"""
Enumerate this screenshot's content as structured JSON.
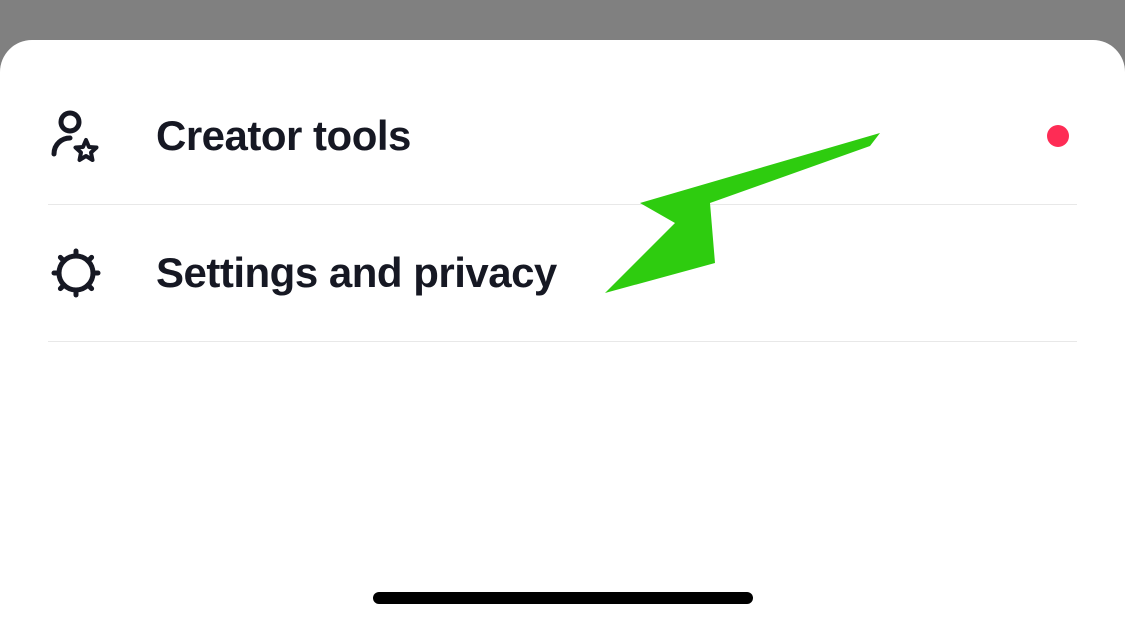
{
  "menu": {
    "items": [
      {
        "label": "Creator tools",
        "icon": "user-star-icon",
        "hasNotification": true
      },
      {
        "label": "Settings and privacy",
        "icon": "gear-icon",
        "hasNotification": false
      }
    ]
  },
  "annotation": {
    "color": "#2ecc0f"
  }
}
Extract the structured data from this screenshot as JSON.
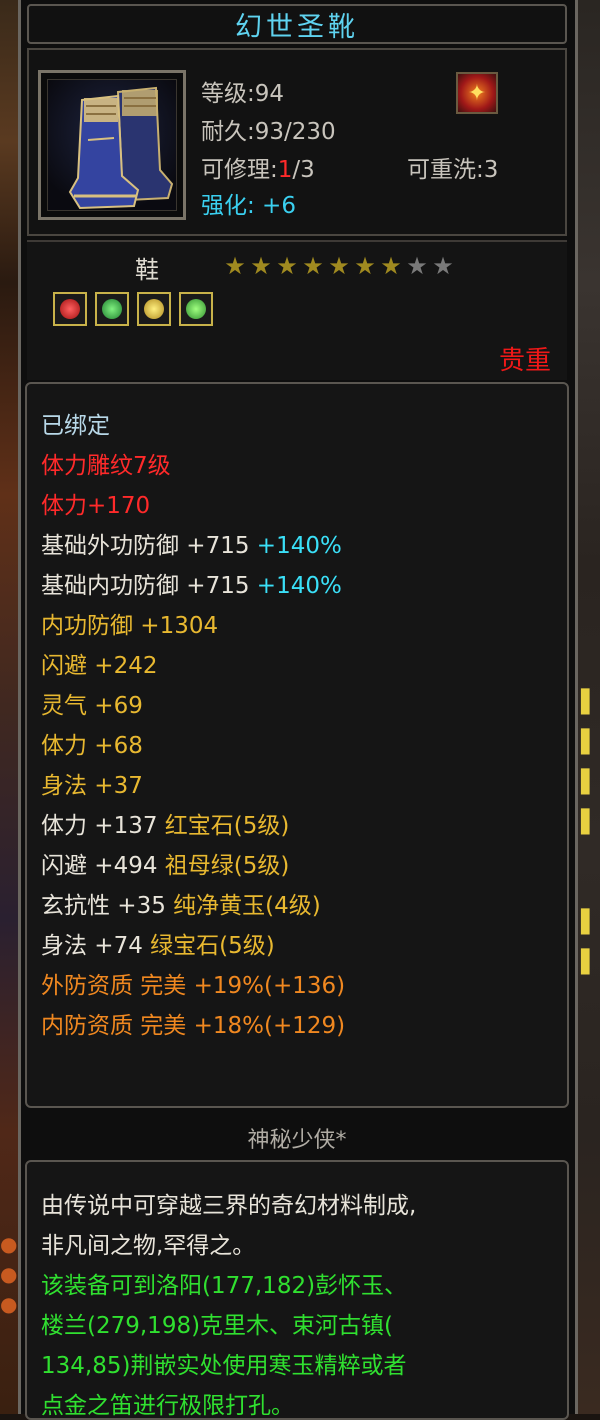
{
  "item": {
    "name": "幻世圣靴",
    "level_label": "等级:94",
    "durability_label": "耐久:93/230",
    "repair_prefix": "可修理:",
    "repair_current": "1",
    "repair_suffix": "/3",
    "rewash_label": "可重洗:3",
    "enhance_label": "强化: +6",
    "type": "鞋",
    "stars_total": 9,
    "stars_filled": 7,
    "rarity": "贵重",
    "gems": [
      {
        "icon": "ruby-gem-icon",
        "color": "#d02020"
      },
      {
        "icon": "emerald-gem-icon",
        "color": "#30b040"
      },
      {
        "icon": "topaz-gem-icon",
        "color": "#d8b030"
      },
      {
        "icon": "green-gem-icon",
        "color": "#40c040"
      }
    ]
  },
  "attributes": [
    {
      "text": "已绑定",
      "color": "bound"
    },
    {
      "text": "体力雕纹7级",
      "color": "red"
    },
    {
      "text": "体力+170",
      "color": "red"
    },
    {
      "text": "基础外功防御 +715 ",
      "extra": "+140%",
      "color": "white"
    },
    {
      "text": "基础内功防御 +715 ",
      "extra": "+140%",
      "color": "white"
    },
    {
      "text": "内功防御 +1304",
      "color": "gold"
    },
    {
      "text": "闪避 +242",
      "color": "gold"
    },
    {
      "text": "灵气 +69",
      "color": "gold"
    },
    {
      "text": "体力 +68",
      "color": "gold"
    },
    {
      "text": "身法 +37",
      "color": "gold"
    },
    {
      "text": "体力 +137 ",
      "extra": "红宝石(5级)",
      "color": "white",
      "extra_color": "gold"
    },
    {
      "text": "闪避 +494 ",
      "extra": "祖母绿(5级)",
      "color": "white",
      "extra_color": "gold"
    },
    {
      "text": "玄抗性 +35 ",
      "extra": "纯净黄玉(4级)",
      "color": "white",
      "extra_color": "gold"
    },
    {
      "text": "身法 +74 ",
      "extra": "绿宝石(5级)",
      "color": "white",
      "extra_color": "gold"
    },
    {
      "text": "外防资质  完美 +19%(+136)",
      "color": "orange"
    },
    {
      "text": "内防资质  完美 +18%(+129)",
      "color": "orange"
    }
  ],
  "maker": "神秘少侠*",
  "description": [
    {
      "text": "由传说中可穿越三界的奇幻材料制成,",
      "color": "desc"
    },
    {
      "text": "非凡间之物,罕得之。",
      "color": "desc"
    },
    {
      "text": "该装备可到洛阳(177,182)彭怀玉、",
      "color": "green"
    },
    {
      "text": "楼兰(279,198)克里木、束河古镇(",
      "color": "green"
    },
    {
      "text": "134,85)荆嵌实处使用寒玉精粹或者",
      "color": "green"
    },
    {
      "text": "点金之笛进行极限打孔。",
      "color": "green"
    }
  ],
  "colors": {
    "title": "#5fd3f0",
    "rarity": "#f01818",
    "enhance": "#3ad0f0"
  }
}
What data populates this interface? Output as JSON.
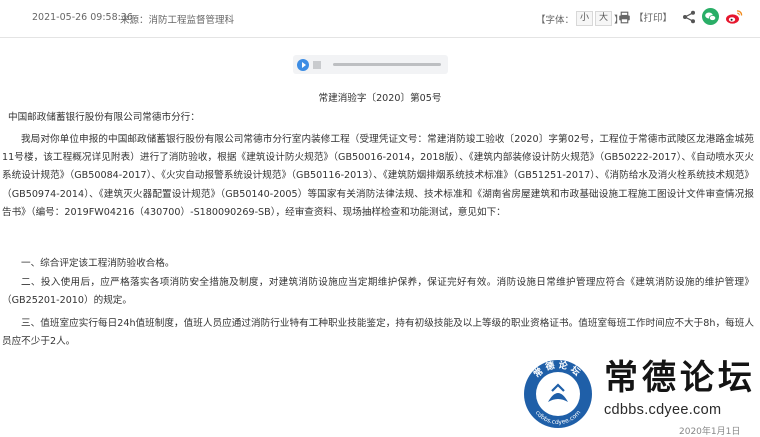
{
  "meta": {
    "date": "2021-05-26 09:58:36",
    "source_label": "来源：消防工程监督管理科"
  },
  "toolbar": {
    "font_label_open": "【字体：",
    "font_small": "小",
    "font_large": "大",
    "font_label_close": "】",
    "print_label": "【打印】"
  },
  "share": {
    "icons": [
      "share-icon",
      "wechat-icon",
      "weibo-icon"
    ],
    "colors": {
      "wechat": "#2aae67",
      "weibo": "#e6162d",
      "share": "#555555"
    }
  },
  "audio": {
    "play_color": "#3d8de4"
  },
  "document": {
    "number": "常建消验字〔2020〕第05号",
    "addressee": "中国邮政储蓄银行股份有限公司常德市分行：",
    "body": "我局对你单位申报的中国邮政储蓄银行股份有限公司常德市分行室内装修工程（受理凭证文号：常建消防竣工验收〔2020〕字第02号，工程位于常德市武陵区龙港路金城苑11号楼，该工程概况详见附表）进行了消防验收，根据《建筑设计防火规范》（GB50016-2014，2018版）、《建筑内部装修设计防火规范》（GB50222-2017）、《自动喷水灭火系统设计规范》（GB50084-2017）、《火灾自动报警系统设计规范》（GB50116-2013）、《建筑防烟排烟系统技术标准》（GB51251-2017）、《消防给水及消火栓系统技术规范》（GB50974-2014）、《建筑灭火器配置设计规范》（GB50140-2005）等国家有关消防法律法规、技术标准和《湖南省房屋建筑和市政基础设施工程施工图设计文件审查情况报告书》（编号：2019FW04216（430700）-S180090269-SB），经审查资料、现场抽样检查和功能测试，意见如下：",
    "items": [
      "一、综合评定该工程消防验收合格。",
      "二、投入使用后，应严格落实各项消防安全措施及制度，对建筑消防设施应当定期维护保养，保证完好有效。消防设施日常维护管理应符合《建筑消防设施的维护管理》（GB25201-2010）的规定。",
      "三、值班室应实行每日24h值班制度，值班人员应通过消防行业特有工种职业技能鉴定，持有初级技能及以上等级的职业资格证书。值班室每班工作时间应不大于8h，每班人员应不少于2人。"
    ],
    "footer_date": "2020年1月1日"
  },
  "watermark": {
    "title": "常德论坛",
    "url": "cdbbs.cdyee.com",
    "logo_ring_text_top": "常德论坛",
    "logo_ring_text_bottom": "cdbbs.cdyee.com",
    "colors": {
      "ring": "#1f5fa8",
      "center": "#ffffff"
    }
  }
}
"""
> Task requirements: Read through the entries and copy every line that includes "cdbbs".

> Answer for this exercise:
    "url": "cdbbs.cdyee.com",
    "logo_ring_text_bottom": "cdbbs.cdyee.com",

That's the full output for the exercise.